Transcribe the full listing below exactly.

(Data in this exercise)
* * * * *
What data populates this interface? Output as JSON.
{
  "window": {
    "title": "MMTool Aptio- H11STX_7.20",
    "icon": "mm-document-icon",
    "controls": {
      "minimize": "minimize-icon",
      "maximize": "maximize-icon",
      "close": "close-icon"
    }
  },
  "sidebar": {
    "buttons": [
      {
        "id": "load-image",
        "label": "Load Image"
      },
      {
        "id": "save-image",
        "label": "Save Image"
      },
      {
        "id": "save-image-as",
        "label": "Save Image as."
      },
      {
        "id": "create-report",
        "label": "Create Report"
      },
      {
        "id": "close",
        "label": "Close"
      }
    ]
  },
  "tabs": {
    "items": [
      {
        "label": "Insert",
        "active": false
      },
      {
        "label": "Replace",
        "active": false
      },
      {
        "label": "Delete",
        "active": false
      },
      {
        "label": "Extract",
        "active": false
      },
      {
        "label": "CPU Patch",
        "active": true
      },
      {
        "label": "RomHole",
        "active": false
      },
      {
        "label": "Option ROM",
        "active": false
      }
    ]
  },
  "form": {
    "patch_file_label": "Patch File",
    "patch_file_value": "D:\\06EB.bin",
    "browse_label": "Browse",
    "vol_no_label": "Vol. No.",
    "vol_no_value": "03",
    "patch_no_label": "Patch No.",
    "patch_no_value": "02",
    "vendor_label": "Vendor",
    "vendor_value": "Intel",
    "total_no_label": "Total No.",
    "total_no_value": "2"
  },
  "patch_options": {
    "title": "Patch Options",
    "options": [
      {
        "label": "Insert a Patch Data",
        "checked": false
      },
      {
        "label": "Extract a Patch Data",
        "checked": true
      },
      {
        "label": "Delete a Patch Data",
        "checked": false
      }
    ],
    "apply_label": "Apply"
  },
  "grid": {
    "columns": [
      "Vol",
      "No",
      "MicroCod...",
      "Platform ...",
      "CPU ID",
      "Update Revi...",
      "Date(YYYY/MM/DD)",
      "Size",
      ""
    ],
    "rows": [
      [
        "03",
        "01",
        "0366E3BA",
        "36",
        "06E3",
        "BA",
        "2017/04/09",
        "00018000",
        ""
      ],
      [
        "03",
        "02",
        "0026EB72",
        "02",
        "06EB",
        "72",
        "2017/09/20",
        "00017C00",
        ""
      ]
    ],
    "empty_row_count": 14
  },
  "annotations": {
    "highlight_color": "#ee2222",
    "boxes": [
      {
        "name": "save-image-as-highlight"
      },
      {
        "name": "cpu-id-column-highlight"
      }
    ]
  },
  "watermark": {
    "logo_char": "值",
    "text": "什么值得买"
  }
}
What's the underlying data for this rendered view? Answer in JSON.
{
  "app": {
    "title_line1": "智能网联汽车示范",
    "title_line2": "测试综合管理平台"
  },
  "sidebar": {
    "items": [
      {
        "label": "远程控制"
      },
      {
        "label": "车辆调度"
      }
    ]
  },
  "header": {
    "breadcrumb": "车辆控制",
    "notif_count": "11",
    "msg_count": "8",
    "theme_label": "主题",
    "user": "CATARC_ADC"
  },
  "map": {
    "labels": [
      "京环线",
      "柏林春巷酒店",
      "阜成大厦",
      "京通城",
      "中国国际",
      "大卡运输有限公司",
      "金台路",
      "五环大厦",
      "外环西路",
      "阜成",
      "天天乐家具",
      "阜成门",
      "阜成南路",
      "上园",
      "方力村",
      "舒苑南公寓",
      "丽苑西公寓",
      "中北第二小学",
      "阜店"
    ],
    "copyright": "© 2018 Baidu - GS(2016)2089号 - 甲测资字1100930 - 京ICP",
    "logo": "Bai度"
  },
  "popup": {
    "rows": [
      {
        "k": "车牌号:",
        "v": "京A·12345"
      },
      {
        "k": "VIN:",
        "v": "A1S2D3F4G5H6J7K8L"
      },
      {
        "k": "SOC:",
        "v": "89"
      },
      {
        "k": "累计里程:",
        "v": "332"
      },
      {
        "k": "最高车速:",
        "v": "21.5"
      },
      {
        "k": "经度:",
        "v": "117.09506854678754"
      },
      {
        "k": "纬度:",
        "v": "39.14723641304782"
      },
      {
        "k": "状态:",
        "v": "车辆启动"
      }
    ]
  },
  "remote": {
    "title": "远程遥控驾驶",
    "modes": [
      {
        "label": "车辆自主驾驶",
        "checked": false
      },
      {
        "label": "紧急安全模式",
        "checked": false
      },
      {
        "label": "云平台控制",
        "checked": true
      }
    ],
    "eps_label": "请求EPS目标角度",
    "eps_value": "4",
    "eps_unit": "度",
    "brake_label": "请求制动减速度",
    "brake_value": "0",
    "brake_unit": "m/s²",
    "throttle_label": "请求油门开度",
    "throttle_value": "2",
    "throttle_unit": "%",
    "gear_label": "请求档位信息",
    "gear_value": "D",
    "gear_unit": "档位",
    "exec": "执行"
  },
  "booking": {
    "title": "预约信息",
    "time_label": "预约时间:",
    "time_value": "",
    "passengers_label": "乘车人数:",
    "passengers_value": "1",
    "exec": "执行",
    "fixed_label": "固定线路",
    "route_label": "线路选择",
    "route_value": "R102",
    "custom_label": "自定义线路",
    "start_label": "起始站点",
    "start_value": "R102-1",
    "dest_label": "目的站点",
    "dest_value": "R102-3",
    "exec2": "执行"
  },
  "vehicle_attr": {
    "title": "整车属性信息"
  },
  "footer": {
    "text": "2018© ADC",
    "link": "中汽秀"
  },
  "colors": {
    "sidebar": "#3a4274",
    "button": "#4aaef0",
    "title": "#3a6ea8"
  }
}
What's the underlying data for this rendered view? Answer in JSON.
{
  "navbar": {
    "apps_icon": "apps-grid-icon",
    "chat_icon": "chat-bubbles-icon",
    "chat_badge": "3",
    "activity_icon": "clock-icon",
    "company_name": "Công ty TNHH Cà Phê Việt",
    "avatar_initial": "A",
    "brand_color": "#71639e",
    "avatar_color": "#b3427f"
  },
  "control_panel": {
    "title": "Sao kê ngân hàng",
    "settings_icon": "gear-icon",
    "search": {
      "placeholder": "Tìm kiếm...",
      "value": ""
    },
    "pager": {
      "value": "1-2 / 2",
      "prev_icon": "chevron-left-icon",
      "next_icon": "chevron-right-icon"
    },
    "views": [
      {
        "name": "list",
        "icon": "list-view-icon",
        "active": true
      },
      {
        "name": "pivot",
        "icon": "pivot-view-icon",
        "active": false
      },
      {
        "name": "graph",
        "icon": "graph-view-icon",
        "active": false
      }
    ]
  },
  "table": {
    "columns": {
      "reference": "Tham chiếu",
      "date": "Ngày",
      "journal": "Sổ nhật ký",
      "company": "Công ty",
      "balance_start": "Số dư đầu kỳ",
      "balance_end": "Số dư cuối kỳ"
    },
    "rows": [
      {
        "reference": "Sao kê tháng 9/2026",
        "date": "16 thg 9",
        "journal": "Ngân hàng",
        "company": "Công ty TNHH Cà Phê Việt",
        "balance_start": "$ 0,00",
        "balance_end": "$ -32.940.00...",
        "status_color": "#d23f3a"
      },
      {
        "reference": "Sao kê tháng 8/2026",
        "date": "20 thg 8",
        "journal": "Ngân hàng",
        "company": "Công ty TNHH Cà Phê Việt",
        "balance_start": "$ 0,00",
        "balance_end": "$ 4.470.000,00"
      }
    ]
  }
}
* * * * *
(Result)
What data populates this interface? Output as JSON.
{
  "window": {
    "title": "MMTool Aptio- H11STX_7.20",
    "icon": "mm-document-icon",
    "controls": {
      "minimize": "minimize-icon",
      "maximize": "maximize-icon",
      "close": "close-icon"
    }
  },
  "sidebar": {
    "buttons": [
      {
        "id": "load-image",
        "label": "Load Image"
      },
      {
        "id": "save-image",
        "label": "Save Image"
      },
      {
        "id": "save-image-as",
        "label": "Save Image as."
      },
      {
        "id": "create-report",
        "label": "Create Report"
      },
      {
        "id": "close",
        "label": "Close"
      }
    ]
  },
  "tabs": {
    "items": [
      {
        "label": "Insert",
        "active": false
      },
      {
        "label": "Replace",
        "active": false
      },
      {
        "label": "Delete",
        "active": false
      },
      {
        "label": "Extract",
        "active": false
      },
      {
        "label": "CPU Patch",
        "active": true
      },
      {
        "label": "RomHole",
        "active": false
      },
      {
        "label": "Option ROM",
        "active": false
      }
    ]
  },
  "form": {
    "patch_file_label": "Patch File",
    "patch_file_value": "D:\\06EB.bin",
    "browse_label": "Browse",
    "vol_no_label": "Vol. No.",
    "vol_no_value": "03",
    "patch_no_label": "Patch No.",
    "patch_no_value": "02",
    "vendor_label": "Vendor",
    "vendor_value": "Intel",
    "total_no_label": "Total No.",
    "total_no_value": "2"
  },
  "patch_options": {
    "title": "Patch Options",
    "options": [
      {
        "label": "Insert a Patch Data",
        "checked": false
      },
      {
        "label": "Extract a Patch Data",
        "checked": true
      },
      {
        "label": "Delete a Patch Data",
        "checked": false
      }
    ],
    "apply_label": "Apply"
  },
  "grid": {
    "columns": [
      "Vol",
      "No",
      "MicroCod...",
      "Platform ...",
      "CPU ID",
      "Update Revi...",
      "Date(YYYY/MM/DD)",
      "Size",
      ""
    ],
    "rows": [
      [
        "03",
        "01",
        "0366E3BA",
        "36",
        "06E3",
        "BA",
        "2017/04/09",
        "00018000",
        ""
      ],
      [
        "03",
        "02",
        "0026EB72",
        "02",
        "06EB",
        "72",
        "2017/09/20",
        "00017C00",
        ""
      ]
    ],
    "empty_row_count": 14
  },
  "annotations": {
    "highlight_color": "#ee2222",
    "boxes": [
      {
        "name": "save-image-as-highlight"
      },
      {
        "name": "cpu-id-column-highlight"
      }
    ]
  },
  "watermark": {
    "logo_char": "值",
    "text": "什么值得买"
  }
}
What's the underlying data for this rendered view? Answer in JSON.
{
  "app": {
    "title_line1": "智能网联汽车示范",
    "title_line2": "测试综合管理平台"
  },
  "sidebar": {
    "items": [
      {
        "label": "远程控制"
      },
      {
        "label": "车辆调度"
      }
    ]
  },
  "header": {
    "breadcrumb": "车辆控制",
    "notif_count": "11",
    "msg_count": "8",
    "theme_label": "主题",
    "user": "CATARC_ADC"
  },
  "map": {
    "labels": [
      "京环线",
      "柏林春巷酒店",
      "阜成大厦",
      "京通城",
      "中国国际",
      "大卡运输有限公司",
      "金台路",
      "五环大厦",
      "外环西路",
      "阜成",
      "天天乐家具",
      "阜成门",
      "阜成南路",
      "上园",
      "方力村",
      "舒苑南公寓",
      "丽苑西公寓",
      "中北第二小学",
      "阜店"
    ],
    "copyright": "© 2018 Baidu - GS(2016)2089号 - 甲测资字1100930 - 京ICP",
    "logo": "Bai度"
  },
  "popup": {
    "rows": [
      {
        "k": "车牌号:",
        "v": "京A·12345"
      },
      {
        "k": "VIN:",
        "v": "A1S2D3F4G5H6J7K8L"
      },
      {
        "k": "SOC:",
        "v": "89"
      },
      {
        "k": "累计里程:",
        "v": "332"
      },
      {
        "k": "最高车速:",
        "v": "21.5"
      },
      {
        "k": "经度:",
        "v": "117.09506854678754"
      },
      {
        "k": "纬度:",
        "v": "39.14723641304782"
      },
      {
        "k": "状态:",
        "v": "车辆启动"
      }
    ]
  },
  "remote": {
    "title": "远程遥控驾驶",
    "modes": [
      {
        "label": "车辆自主驾驶",
        "checked": false
      },
      {
        "label": "紧急安全模式",
        "checked": false
      },
      {
        "label": "云平台控制",
        "checked": true
      }
    ],
    "eps_label": "请求EPS目标角度",
    "eps_value": "4",
    "eps_unit": "度",
    "brake_label": "请求制动减速度",
    "brake_value": "0",
    "brake_unit": "m/s²",
    "throttle_label": "请求油门开度",
    "throttle_value": "2",
    "throttle_unit": "%",
    "gear_label": "请求档位信息",
    "gear_value": "D",
    "gear_unit": "档位",
    "exec": "执行"
  },
  "booking": {
    "title": "预约信息",
    "time_label": "预约时间:",
    "time_value": "",
    "passengers_label": "乘车人数:",
    "passengers_value": "1",
    "exec": "执行",
    "fixed_label": "固定线路",
    "route_label": "线路选择",
    "route_value": "R102",
    "custom_label": "自定义线路",
    "start_label": "起始站点",
    "start_value": "R102-1",
    "dest_label": "目的站点",
    "dest_value": "R102-3",
    "exec2": "执行"
  },
  "vehicle_attr": {
    "title": "整车属性信息"
  },
  "footer": {
    "text": "2018© ADC",
    "link": "中汽秀"
  },
  "colors": {
    "sidebar": "#3a4274",
    "button": "#4aaef0",
    "title": "#3a6ea8"
  }
}
What's the underlying data for this rendered view? Answer in JSON.
{
  "navbar": {
    "apps_icon": "apps-grid-icon",
    "chat_icon": "chat-bubbles-icon",
    "chat_badge": "3",
    "activity_icon": "clock-icon",
    "company_name": "Công ty TNHH Cà Phê Việt",
    "avatar_initial": "A",
    "brand_color": "#71639e",
    "avatar_color": "#b3427f"
  },
  "control_panel": {
    "title": "Sao kê ngân hàng",
    "settings_icon": "gear-icon",
    "search": {
      "placeholder": "Tìm kiếm...",
      "value": ""
    },
    "pager": {
      "value": "1-2 / 2",
      "prev_icon": "chevron-left-icon",
      "next_icon": "chevron-right-icon"
    },
    "views": [
      {
        "name": "list",
        "icon": "list-view-icon",
        "active": true
      },
      {
        "name": "pivot",
        "icon": "pivot-view-icon",
        "active": false
      },
      {
        "name": "graph",
        "icon": "graph-view-icon",
        "active": false
      }
    ]
  },
  "table": {
    "columns": {
      "reference": "Tham chiếu",
      "date": "Ngày",
      "journal": "Sổ nhật ký",
      "company": "Công ty",
      "balance_start": "Số dư đầu kỳ",
      "balance_end": "Số dư cuối kỳ"
    },
    "rows": [
      {
        "reference": "Sao kê tháng 9/2026",
        "date": "16 thg 9",
        "journal": "Ngân hàng",
        "company": "Công ty TNHH Cà Phê Việt",
        "balance_start": "$ 0,00",
        "balance_end": "$ -32.940.00...",
        "status_color": "#d23f3a"
      },
      {
        "reference": "Sao kê tháng 8/2026",
        "date": "20 thg 8",
        "journal": "Ngân hàng",
        "company": "Công ty TNHH Cà Phê Việt",
        "balance_start": "$ 0,00",
        "balance_end": "$ 4.470.000,00"
      }
    ]
  }
}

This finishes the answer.